TO DO: Reproduce all of the records exactly.

SUPPLIED DATA:

^^^^^^^^^^^^^^^^

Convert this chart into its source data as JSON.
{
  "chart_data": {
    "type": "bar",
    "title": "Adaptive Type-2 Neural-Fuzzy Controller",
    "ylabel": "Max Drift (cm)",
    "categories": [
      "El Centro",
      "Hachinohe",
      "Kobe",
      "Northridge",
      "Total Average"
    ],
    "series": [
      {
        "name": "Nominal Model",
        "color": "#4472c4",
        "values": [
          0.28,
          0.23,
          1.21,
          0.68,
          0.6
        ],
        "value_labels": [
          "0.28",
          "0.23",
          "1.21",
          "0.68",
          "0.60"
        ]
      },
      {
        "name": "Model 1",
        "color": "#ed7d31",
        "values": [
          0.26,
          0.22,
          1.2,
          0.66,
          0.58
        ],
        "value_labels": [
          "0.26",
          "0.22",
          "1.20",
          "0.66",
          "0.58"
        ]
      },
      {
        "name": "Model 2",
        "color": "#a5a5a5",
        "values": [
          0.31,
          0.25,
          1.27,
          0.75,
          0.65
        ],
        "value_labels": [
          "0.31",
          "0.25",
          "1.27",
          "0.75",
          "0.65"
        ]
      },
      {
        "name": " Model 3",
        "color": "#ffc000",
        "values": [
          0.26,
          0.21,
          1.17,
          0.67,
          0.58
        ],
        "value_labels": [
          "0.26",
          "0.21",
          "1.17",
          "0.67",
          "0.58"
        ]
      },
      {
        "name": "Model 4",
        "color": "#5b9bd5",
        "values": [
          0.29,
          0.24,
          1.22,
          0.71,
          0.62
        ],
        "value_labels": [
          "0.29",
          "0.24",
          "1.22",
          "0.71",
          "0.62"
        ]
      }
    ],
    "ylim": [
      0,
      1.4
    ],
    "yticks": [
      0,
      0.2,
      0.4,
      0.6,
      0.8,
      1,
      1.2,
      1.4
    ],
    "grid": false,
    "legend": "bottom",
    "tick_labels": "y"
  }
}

^^^^^^^^^^^^^^^^

REPLY TO THE TASK:
Convert this chart into its source data as JSON.
{
  "chart_data": {
    "type": "bar",
    "title": "Adaptive Type-2 Neural-Fuzzy Controller",
    "ylabel": "Max Drift (cm)",
    "categories": [
      "El Centro",
      "Hachinohe",
      "Kobe",
      "Northridge",
      "Total Average"
    ],
    "series": [
      {
        "name": "Nominal Model",
        "color": "#4472c4",
        "values": [
          0.28,
          0.23,
          1.21,
          0.68,
          0.6
        ],
        "value_labels": [
          "0.28",
          "0.23",
          "1.21",
          "0.68",
          "0.60"
        ]
      },
      {
        "name": "Model 1",
        "color": "#ed7d31",
        "values": [
          0.26,
          0.22,
          1.2,
          0.66,
          0.58
        ],
        "value_labels": [
          "0.26",
          "0.22",
          "1.20",
          "0.66",
          "0.58"
        ]
      },
      {
        "name": "Model 2",
        "color": "#a5a5a5",
        "values": [
          0.31,
          0.25,
          1.27,
          0.75,
          0.65
        ],
        "value_labels": [
          "0.31",
          "0.25",
          "1.27",
          "0.75",
          "0.65"
        ]
      },
      {
        "name": " Model 3",
        "color": "#ffc000",
        "values": [
          0.26,
          0.21,
          1.17,
          0.67,
          0.58
        ],
        "value_labels": [
          "0.26",
          "0.21",
          "1.17",
          "0.67",
          "0.58"
        ]
      },
      {
        "name": "Model 4",
        "color": "#5b9bd5",
        "values": [
          0.29,
          0.24,
          1.22,
          0.71,
          0.62
        ],
        "value_labels": [
          "0.29",
          "0.24",
          "1.22",
          "0.71",
          "0.62"
        ]
      }
    ],
    "ylim": [
      0,
      1.4
    ],
    "yticks": [
      0,
      0.2,
      0.4,
      0.6,
      0.8,
      1,
      1.2,
      1.4
    ],
    "grid": false,
    "legend": "bottom",
    "tick_labels": "y"
  }
}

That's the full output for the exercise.